Part of a data file:
########################################
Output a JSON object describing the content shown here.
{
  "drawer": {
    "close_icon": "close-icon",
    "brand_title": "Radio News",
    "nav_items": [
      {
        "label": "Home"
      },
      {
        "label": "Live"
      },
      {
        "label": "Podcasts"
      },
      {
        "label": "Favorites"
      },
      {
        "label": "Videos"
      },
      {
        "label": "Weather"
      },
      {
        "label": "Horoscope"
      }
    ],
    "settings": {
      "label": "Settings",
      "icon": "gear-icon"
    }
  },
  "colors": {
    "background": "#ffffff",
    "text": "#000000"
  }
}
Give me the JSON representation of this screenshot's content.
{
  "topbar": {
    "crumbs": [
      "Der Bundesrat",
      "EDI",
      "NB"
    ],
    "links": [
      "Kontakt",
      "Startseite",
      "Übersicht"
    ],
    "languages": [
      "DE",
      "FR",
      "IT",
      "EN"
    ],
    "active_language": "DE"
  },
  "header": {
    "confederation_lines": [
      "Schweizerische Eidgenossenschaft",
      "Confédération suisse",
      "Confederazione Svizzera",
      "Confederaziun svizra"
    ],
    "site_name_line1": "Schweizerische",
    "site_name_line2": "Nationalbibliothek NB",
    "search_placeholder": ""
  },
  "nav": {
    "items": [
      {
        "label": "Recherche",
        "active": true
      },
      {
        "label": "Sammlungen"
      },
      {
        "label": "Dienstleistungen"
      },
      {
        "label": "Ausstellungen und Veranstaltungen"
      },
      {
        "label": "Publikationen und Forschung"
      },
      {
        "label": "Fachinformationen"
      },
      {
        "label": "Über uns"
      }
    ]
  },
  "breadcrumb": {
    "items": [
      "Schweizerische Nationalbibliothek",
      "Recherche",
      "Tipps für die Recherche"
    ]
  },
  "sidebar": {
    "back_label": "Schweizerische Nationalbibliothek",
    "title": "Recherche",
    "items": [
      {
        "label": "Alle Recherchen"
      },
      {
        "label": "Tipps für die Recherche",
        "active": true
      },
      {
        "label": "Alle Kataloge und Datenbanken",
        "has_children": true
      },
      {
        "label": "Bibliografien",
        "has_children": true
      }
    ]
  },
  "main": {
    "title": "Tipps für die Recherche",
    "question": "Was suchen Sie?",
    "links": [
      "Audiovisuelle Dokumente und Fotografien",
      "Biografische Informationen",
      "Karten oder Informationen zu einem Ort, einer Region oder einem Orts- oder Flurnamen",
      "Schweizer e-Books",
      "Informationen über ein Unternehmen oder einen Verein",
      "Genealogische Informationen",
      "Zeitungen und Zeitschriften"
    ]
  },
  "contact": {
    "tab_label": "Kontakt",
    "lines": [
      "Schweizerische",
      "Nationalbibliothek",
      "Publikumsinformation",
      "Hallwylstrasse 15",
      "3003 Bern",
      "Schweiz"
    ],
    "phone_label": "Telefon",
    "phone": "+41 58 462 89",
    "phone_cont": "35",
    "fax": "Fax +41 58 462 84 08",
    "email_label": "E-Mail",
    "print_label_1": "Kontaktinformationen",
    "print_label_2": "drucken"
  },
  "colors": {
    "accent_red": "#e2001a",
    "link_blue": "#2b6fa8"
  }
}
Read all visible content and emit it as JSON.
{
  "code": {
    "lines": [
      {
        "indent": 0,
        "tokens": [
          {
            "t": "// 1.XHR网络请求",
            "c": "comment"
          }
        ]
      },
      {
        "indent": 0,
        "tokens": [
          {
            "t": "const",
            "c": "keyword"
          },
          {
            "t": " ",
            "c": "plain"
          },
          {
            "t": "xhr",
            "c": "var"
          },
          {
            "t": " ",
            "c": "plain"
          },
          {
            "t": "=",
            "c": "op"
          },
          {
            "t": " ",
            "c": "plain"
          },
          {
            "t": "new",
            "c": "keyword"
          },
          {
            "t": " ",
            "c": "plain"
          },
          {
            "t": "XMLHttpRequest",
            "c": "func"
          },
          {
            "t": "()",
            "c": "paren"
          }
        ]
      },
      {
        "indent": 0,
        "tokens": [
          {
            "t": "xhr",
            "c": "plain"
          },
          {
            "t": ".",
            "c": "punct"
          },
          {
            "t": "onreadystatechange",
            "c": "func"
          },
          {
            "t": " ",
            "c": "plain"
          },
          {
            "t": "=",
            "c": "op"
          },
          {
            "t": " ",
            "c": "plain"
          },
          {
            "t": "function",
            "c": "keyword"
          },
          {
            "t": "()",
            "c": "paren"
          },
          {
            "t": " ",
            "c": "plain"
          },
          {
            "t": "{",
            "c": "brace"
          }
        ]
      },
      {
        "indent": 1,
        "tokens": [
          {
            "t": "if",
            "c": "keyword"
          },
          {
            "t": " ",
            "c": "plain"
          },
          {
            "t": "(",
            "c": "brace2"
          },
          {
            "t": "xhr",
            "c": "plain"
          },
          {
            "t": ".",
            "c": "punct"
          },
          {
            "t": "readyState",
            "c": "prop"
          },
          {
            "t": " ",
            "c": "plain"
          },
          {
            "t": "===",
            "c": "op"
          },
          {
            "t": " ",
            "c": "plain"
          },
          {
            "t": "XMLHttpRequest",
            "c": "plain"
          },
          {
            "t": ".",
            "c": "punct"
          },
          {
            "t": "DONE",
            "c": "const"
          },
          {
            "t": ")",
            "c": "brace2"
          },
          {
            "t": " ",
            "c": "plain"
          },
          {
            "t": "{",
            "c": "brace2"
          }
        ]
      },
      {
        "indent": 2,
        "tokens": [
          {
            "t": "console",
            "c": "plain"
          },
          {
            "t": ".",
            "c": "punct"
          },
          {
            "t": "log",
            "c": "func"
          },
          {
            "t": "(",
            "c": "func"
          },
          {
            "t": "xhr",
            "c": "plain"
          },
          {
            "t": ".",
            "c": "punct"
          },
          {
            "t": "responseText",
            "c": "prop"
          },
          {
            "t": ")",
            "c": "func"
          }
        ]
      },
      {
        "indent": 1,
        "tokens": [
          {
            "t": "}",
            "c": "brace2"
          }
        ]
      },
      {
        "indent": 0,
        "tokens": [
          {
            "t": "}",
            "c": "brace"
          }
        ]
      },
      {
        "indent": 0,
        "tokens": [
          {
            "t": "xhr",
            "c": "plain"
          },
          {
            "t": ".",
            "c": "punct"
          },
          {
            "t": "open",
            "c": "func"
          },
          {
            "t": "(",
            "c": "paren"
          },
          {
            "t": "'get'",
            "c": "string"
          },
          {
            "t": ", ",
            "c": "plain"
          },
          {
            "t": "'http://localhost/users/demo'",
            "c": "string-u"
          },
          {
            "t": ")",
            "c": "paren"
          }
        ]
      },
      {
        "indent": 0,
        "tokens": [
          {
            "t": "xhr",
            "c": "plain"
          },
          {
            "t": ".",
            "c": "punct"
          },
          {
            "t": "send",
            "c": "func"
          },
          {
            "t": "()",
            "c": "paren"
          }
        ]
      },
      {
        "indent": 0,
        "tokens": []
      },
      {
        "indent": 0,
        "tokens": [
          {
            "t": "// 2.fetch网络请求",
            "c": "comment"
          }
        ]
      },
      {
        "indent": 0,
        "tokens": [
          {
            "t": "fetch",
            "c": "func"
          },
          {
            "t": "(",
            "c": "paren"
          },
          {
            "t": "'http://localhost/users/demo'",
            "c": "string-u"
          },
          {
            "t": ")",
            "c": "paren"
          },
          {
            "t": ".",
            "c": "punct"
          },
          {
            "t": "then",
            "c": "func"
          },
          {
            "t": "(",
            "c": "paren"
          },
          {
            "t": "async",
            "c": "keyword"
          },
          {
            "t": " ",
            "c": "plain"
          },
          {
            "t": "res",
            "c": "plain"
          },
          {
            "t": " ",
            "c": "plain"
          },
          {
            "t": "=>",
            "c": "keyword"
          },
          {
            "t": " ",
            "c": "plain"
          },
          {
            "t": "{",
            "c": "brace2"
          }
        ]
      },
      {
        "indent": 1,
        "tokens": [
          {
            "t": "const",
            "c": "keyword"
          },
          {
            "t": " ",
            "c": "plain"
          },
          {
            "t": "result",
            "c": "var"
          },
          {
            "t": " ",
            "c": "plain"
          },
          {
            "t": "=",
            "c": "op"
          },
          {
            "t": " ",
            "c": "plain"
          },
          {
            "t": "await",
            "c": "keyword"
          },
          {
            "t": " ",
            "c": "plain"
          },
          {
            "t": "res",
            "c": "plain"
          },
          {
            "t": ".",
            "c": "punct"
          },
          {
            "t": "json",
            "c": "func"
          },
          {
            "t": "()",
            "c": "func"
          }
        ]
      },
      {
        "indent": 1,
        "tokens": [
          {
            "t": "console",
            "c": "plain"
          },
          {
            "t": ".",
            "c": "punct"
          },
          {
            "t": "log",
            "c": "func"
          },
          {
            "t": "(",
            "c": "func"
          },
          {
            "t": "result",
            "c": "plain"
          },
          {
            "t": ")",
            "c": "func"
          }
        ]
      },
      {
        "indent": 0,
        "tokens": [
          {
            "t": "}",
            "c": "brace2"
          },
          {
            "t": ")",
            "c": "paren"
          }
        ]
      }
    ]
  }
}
########################################
▶ _Task requirements_:
Tell how many lines hold the string "Tipps", giving the number and nothing else.

▶ _Correct result_:
3